Extracts from a graphics dataset:
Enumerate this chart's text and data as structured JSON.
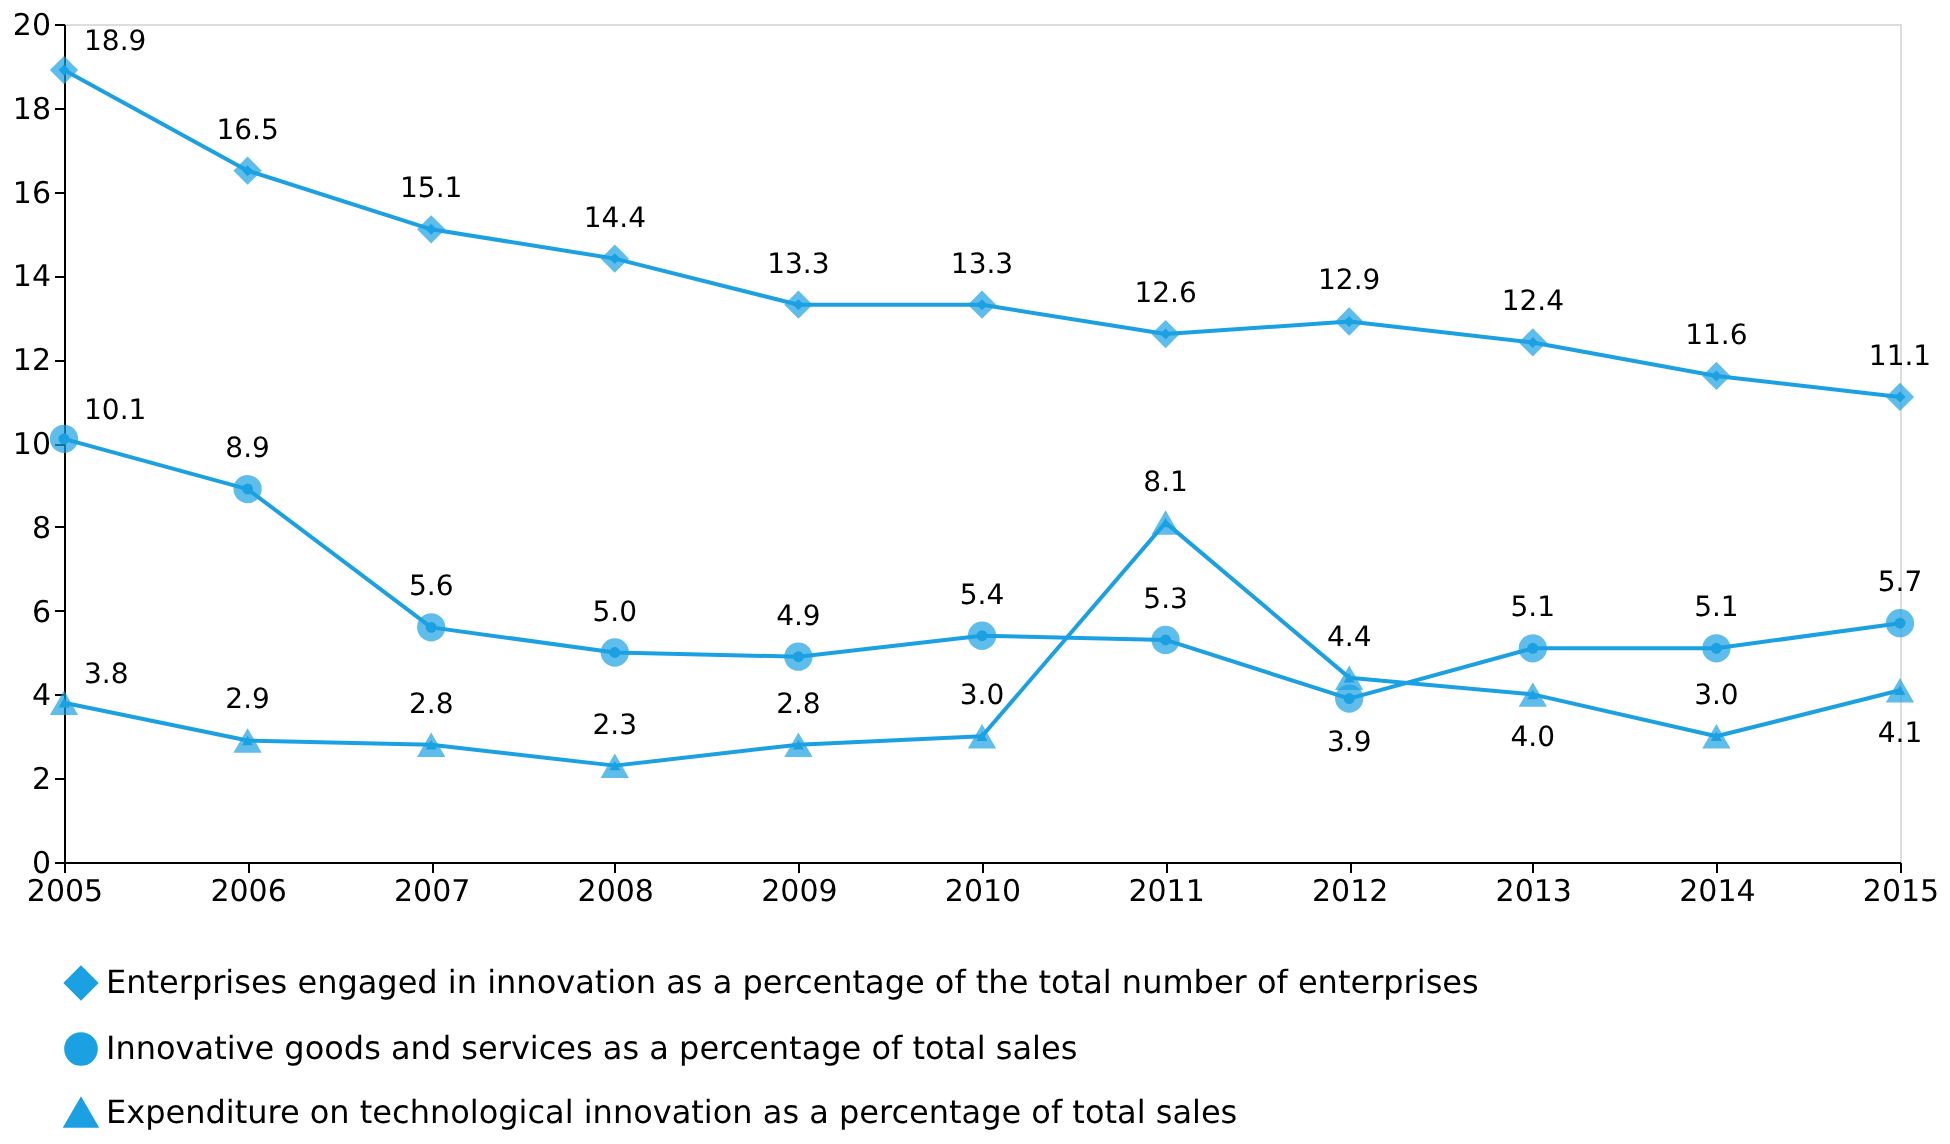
{
  "chart_data": {
    "type": "line",
    "x": [
      2005,
      2006,
      2007,
      2008,
      2009,
      2010,
      2011,
      2012,
      2013,
      2014,
      2015
    ],
    "xlim": [
      2005,
      2015
    ],
    "xticks": [
      2005,
      2006,
      2007,
      2008,
      2009,
      2010,
      2011,
      2012,
      2013,
      2014,
      2015
    ],
    "ylim": [
      0,
      20
    ],
    "yticks": [
      0,
      2,
      4,
      6,
      8,
      10,
      12,
      14,
      16,
      18,
      20
    ],
    "grid": false,
    "legend": "bottom",
    "line_style": "solid",
    "series": [
      {
        "name": "Enterprises engaged in innovation as a percentage of the total number of enterprises",
        "color": "#1ba1e2",
        "marker": "diamond",
        "values": [
          18.9,
          16.5,
          15.1,
          14.4,
          13.3,
          13.3,
          12.6,
          12.9,
          12.4,
          11.6,
          11.1
        ],
        "value_labels": [
          "18.9",
          "16.5",
          "15.1",
          "14.4",
          "13.3",
          "13.3",
          "12.6",
          "12.9",
          "12.4",
          "11.6",
          "11.1"
        ]
      },
      {
        "name": "Innovative goods and services as a percentage of total sales",
        "color": "#1ba1e2",
        "marker": "circle",
        "values": [
          10.1,
          8.9,
          5.6,
          5.0,
          4.9,
          5.4,
          5.3,
          3.9,
          5.1,
          5.1,
          5.7
        ],
        "value_labels": [
          "10.1",
          "8.9",
          "5.6",
          "5.0",
          "4.9",
          "5.4",
          "5.3",
          "3.9",
          "5.1",
          "5.1",
          "5.7"
        ]
      },
      {
        "name": "Expenditure on technological innovation as a percentage of total sales",
        "color": "#1ba1e2",
        "marker": "triangle",
        "values": [
          3.8,
          2.9,
          2.8,
          2.3,
          2.8,
          3.0,
          8.1,
          4.4,
          4.0,
          3.0,
          4.1
        ],
        "value_labels": [
          "3.8",
          "2.9",
          "2.8",
          "2.3",
          "2.8",
          "3.0",
          "8.1",
          "4.4",
          "4.0",
          "3.0",
          "4.1"
        ]
      }
    ]
  }
}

→ YOUR INSTRUCTIONS: Repeat the lines above exactly, and keep every picture out.

→ ANSWER TO THIS EXERCISE:
Enumerate this chart's text and data as structured JSON.
{
  "chart_data": {
    "type": "line",
    "x": [
      2005,
      2006,
      2007,
      2008,
      2009,
      2010,
      2011,
      2012,
      2013,
      2014,
      2015
    ],
    "xlim": [
      2005,
      2015
    ],
    "xticks": [
      2005,
      2006,
      2007,
      2008,
      2009,
      2010,
      2011,
      2012,
      2013,
      2014,
      2015
    ],
    "ylim": [
      0,
      20
    ],
    "yticks": [
      0,
      2,
      4,
      6,
      8,
      10,
      12,
      14,
      16,
      18,
      20
    ],
    "grid": false,
    "legend": "bottom",
    "line_style": "solid",
    "series": [
      {
        "name": "Enterprises engaged in innovation as a percentage of the total number of enterprises",
        "color": "#1ba1e2",
        "marker": "diamond",
        "values": [
          18.9,
          16.5,
          15.1,
          14.4,
          13.3,
          13.3,
          12.6,
          12.9,
          12.4,
          11.6,
          11.1
        ],
        "value_labels": [
          "18.9",
          "16.5",
          "15.1",
          "14.4",
          "13.3",
          "13.3",
          "12.6",
          "12.9",
          "12.4",
          "11.6",
          "11.1"
        ]
      },
      {
        "name": "Innovative goods and services as a percentage of total sales",
        "color": "#1ba1e2",
        "marker": "circle",
        "values": [
          10.1,
          8.9,
          5.6,
          5.0,
          4.9,
          5.4,
          5.3,
          3.9,
          5.1,
          5.1,
          5.7
        ],
        "value_labels": [
          "10.1",
          "8.9",
          "5.6",
          "5.0",
          "4.9",
          "5.4",
          "5.3",
          "3.9",
          "5.1",
          "5.1",
          "5.7"
        ]
      },
      {
        "name": "Expenditure on technological innovation as a percentage of total sales",
        "color": "#1ba1e2",
        "marker": "triangle",
        "values": [
          3.8,
          2.9,
          2.8,
          2.3,
          2.8,
          3.0,
          8.1,
          4.4,
          4.0,
          3.0,
          4.1
        ],
        "value_labels": [
          "3.8",
          "2.9",
          "2.8",
          "2.3",
          "2.8",
          "3.0",
          "8.1",
          "4.4",
          "4.0",
          "3.0",
          "4.1"
        ]
      }
    ]
  }
}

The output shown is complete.